Dataset entries:
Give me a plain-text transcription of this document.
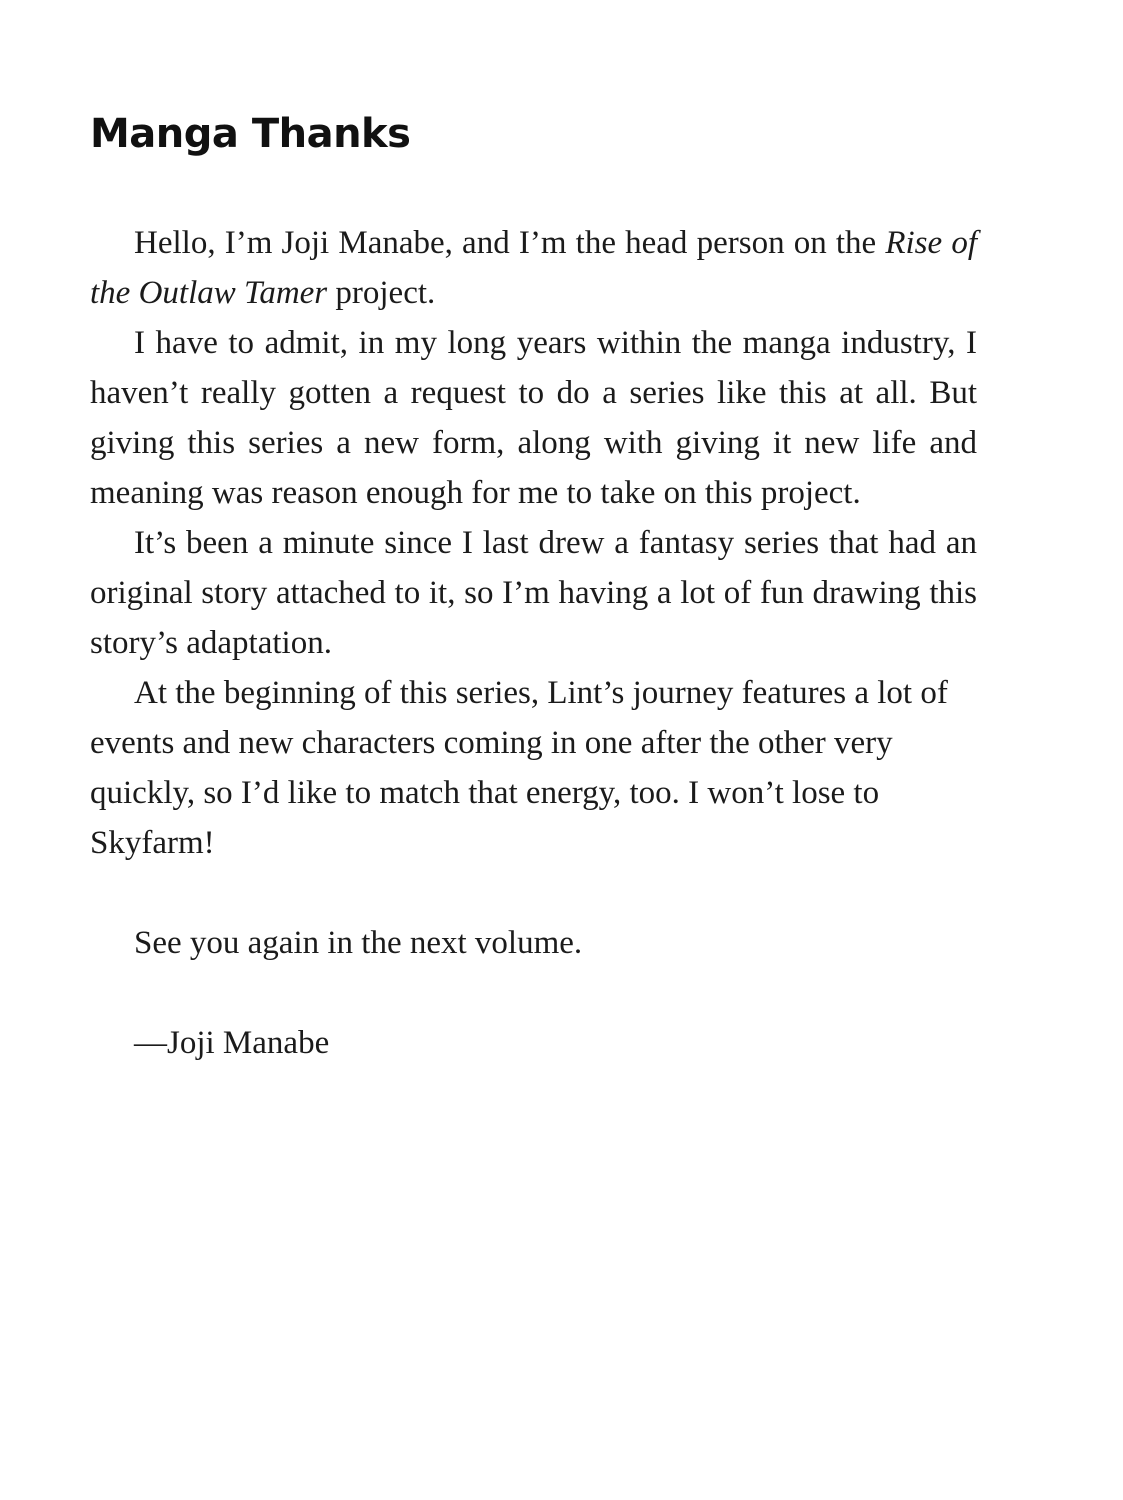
Manga Thanks

Hello, I’m Joji Manabe, and I’m the head person on the Rise of the Outlaw Tamer project.

I have to admit, in my long years within the manga industry, I haven’t really gotten a request to do a series like this at all. But giving this series a new form, along with giving it new life and meaning was reason enough for me to take on this project.

It’s been a minute since I last drew a fantasy series that had an original story attached to it, so I’m having a lot of fun drawing this story’s adaptation.

At the beginning of this series, Lint’s journey features a lot of events and new characters coming in one after the other very quickly, so I’d like to match that energy, too. I won’t lose to Skyfarm!

See you again in the next volume.

—Joji Manabe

## [Written problem]
Where a line in the material contains "like", copy that line.

## [Answer to this problem]
I have to admit, in my long years within the manga industry, I haven’t really gotten a request to do a series like this at all. But giving this series a new form, along with giving it new life and meaning was reason enough for me to take on this project.
At the beginning of this series, Lint’s journey features a lot of events and new characters coming in one after the other very quickly, so I’d like to match that energy, too. I won’t lose to Skyfarm!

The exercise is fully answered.